What the task asks: Should the word "edulis" occur in a line of the records, copy that line.

Supplied information:
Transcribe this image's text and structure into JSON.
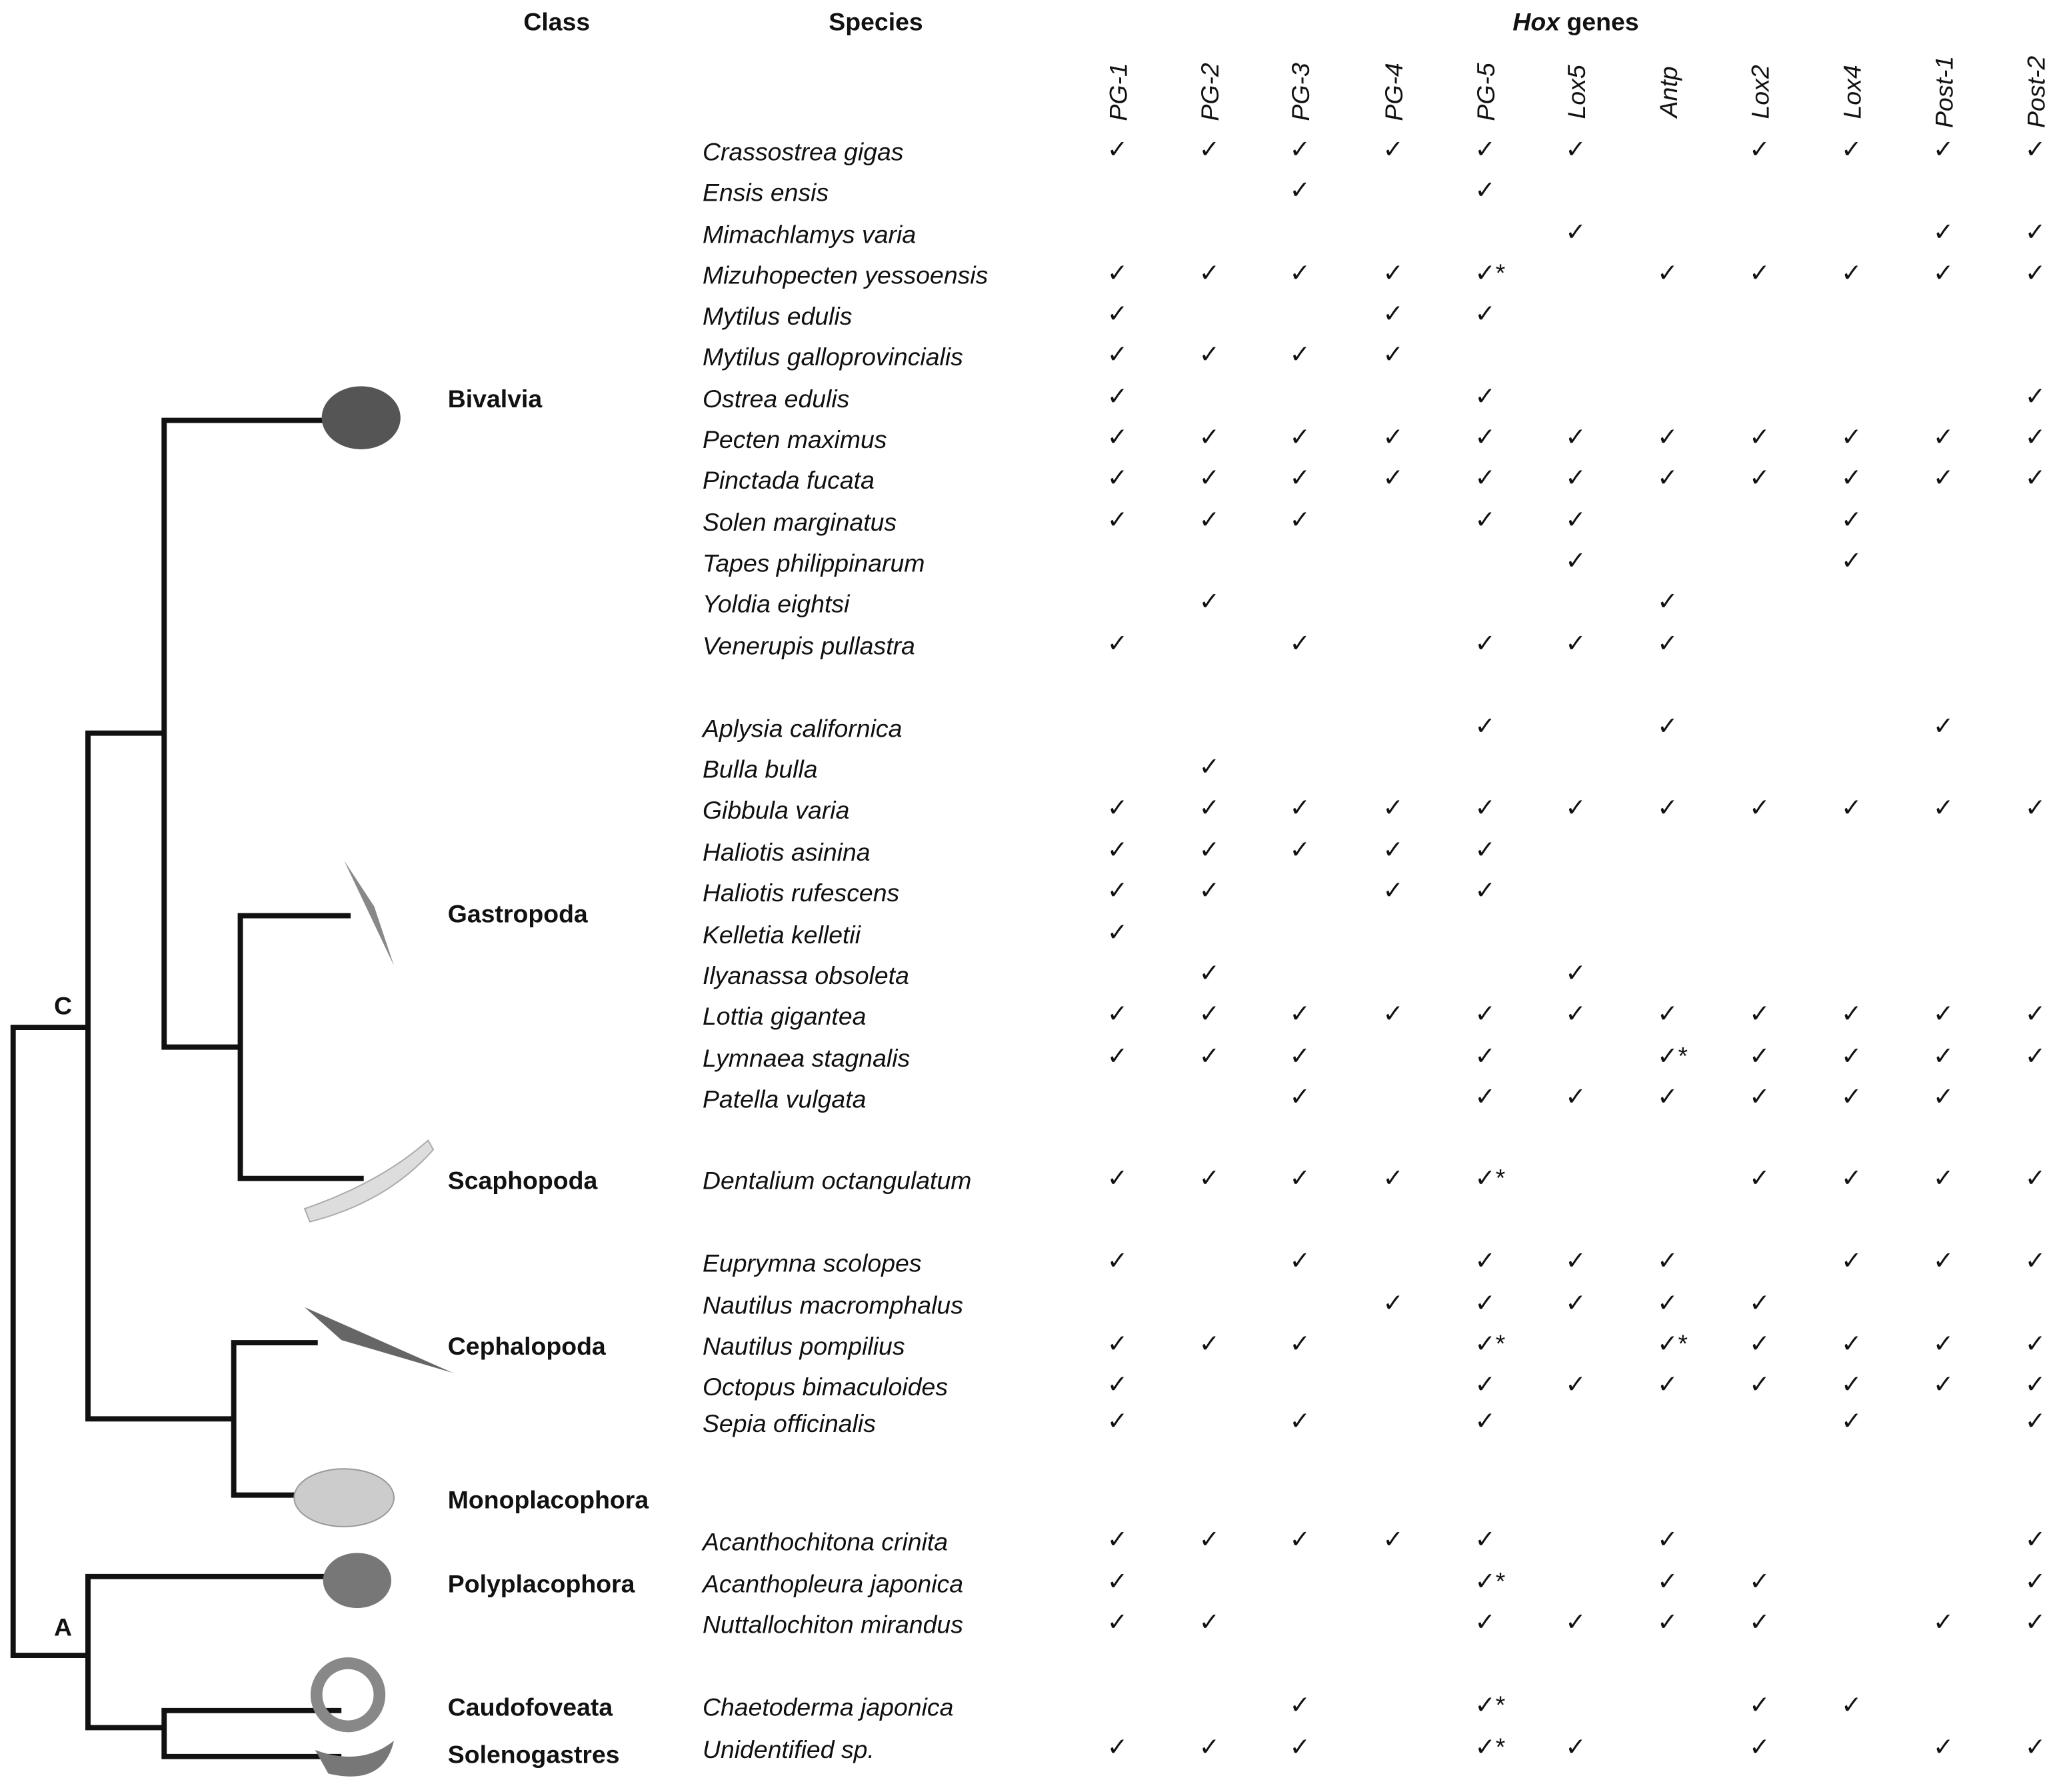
{
  "header": {
    "class": "Class",
    "species": "Species",
    "hox": "Hox",
    "genes": "genes"
  },
  "genes": [
    "PG-1",
    "PG-2",
    "PG-3",
    "PG-4",
    "PG-5",
    "Lox5",
    "Antp",
    "Lox2",
    "Lox4",
    "Post-1",
    "Post-2"
  ],
  "nodes": [
    "C",
    "A"
  ],
  "classes": [
    "Bivalvia",
    "Gastropoda",
    "Scaphopoda",
    "Cephalopoda",
    "Monoplacophora",
    "Polyplacophora",
    "Caudofoveata",
    "Solenogastres"
  ],
  "rows": [
    {
      "species": "Crassostrea gigas",
      "marks": [
        "✓",
        "✓",
        "✓",
        "✓",
        "✓",
        "✓",
        null,
        "✓",
        "✓",
        "✓",
        "✓"
      ]
    },
    {
      "species": "Ensis ensis",
      "marks": [
        null,
        null,
        "✓",
        null,
        "✓",
        null,
        null,
        null,
        null,
        null,
        null
      ]
    },
    {
      "species": "Mimachlamys varia",
      "marks": [
        null,
        null,
        null,
        null,
        null,
        "✓",
        null,
        null,
        null,
        "✓",
        "✓"
      ]
    },
    {
      "species": "Mizuhopecten yessoensis",
      "marks": [
        "✓",
        "✓",
        "✓",
        "✓",
        "✓*",
        null,
        "✓",
        "✓",
        "✓",
        "✓",
        "✓"
      ]
    },
    {
      "species": "Mytilus edulis",
      "marks": [
        "✓",
        null,
        null,
        "✓",
        "✓",
        null,
        null,
        null,
        null,
        null,
        null
      ]
    },
    {
      "species": "Mytilus galloprovincialis",
      "marks": [
        "✓",
        "✓",
        "✓",
        "✓",
        null,
        null,
        null,
        null,
        null,
        null,
        null
      ]
    },
    {
      "species": "Ostrea edulis",
      "marks": [
        "✓",
        null,
        null,
        null,
        "✓",
        null,
        null,
        null,
        null,
        null,
        "✓"
      ]
    },
    {
      "species": "Pecten maximus",
      "marks": [
        "✓",
        "✓",
        "✓",
        "✓",
        "✓",
        "✓",
        "✓",
        "✓",
        "✓",
        "✓",
        "✓"
      ]
    },
    {
      "species": "Pinctada fucata",
      "marks": [
        "✓",
        "✓",
        "✓",
        "✓",
        "✓",
        "✓",
        "✓",
        "✓",
        "✓",
        "✓",
        "✓"
      ]
    },
    {
      "species": "Solen marginatus",
      "marks": [
        "✓",
        "✓",
        "✓",
        null,
        "✓",
        "✓",
        null,
        null,
        "✓",
        null,
        null
      ]
    },
    {
      "species": "Tapes philippinarum",
      "marks": [
        null,
        null,
        null,
        null,
        null,
        "✓",
        null,
        null,
        "✓",
        null,
        null
      ]
    },
    {
      "species": "Yoldia eightsi",
      "marks": [
        null,
        "✓",
        null,
        null,
        null,
        null,
        "✓",
        null,
        null,
        null,
        null
      ]
    },
    {
      "species": "Venerupis pullastra",
      "marks": [
        "✓",
        null,
        "✓",
        null,
        "✓",
        "✓",
        "✓",
        null,
        null,
        null,
        null
      ]
    },
    {
      "species": "Aplysia californica",
      "marks": [
        null,
        null,
        null,
        null,
        "✓",
        null,
        "✓",
        null,
        null,
        "✓",
        null
      ]
    },
    {
      "species": "Bulla bulla",
      "marks": [
        null,
        "✓",
        null,
        null,
        null,
        null,
        null,
        null,
        null,
        null,
        null
      ]
    },
    {
      "species": "Gibbula varia",
      "marks": [
        "✓",
        "✓",
        "✓",
        "✓",
        "✓",
        "✓",
        "✓",
        "✓",
        "✓",
        "✓",
        "✓"
      ]
    },
    {
      "species": "Haliotis asinina",
      "marks": [
        "✓",
        "✓",
        "✓",
        "✓",
        "✓",
        null,
        null,
        null,
        null,
        null,
        null
      ]
    },
    {
      "species": "Haliotis rufescens",
      "marks": [
        "✓",
        "✓",
        null,
        "✓",
        "✓",
        null,
        null,
        null,
        null,
        null,
        null
      ]
    },
    {
      "species": "Kelletia kelletii",
      "marks": [
        "✓",
        null,
        null,
        null,
        null,
        null,
        null,
        null,
        null,
        null,
        null
      ]
    },
    {
      "species": "Ilyanassa obsoleta",
      "marks": [
        null,
        "✓",
        null,
        null,
        null,
        "✓",
        null,
        null,
        null,
        null,
        null
      ]
    },
    {
      "species": "Lottia gigantea",
      "marks": [
        "✓",
        "✓",
        "✓",
        "✓",
        "✓",
        "✓",
        "✓",
        "✓",
        "✓",
        "✓",
        "✓"
      ]
    },
    {
      "species": "Lymnaea stagnalis",
      "marks": [
        "✓",
        "✓",
        "✓",
        null,
        "✓",
        null,
        "✓*",
        "✓",
        "✓",
        "✓",
        "✓"
      ]
    },
    {
      "species": "Patella vulgata",
      "marks": [
        null,
        null,
        "✓",
        null,
        "✓",
        "✓",
        "✓",
        "✓",
        "✓",
        "✓",
        null
      ]
    },
    {
      "species": "Dentalium octangulatum",
      "marks": [
        "✓",
        "✓",
        "✓",
        "✓",
        "✓*",
        null,
        null,
        "✓",
        "✓",
        "✓",
        "✓"
      ]
    },
    {
      "species": "Euprymna scolopes",
      "marks": [
        "✓",
        null,
        "✓",
        null,
        "✓",
        "✓",
        "✓",
        null,
        "✓",
        "✓",
        "✓"
      ]
    },
    {
      "species": "Nautilus macromphalus",
      "marks": [
        null,
        null,
        null,
        "✓",
        "✓",
        "✓",
        "✓",
        "✓",
        null,
        null,
        null
      ]
    },
    {
      "species": "Nautilus pompilius",
      "marks": [
        "✓",
        "✓",
        "✓",
        null,
        "✓*",
        null,
        "✓*",
        "✓",
        "✓",
        "✓",
        "✓"
      ]
    },
    {
      "species": "Octopus bimaculoides",
      "marks": [
        "✓",
        null,
        null,
        null,
        "✓",
        "✓",
        "✓",
        "✓",
        "✓",
        "✓",
        "✓"
      ]
    },
    {
      "species": "Sepia officinalis",
      "marks": [
        "✓",
        null,
        "✓",
        null,
        "✓",
        null,
        null,
        null,
        "✓",
        null,
        "✓"
      ]
    },
    {
      "species": "Acanthochitona crinita",
      "marks": [
        "✓",
        "✓",
        "✓",
        "✓",
        "✓",
        null,
        "✓",
        null,
        null,
        null,
        "✓"
      ]
    },
    {
      "species": "Acanthopleura japonica",
      "marks": [
        "✓",
        null,
        null,
        null,
        "✓*",
        null,
        "✓",
        "✓",
        null,
        null,
        "✓"
      ]
    },
    {
      "species": "Nuttallochiton mirandus",
      "marks": [
        "✓",
        "✓",
        null,
        null,
        "✓",
        "✓",
        "✓",
        "✓",
        null,
        "✓",
        "✓"
      ]
    },
    {
      "species": "Chaetoderma japonica",
      "marks": [
        null,
        null,
        "✓",
        null,
        "✓*",
        null,
        null,
        "✓",
        "✓",
        null,
        null
      ]
    },
    {
      "species": "Unidentified sp.",
      "marks": [
        "✓",
        "✓",
        "✓",
        null,
        "✓*",
        "✓",
        null,
        "✓",
        null,
        "✓",
        "✓"
      ]
    }
  ]
}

Response for this exercise:
      "species": "Mytilus edulis",
      "species": "Ostrea edulis",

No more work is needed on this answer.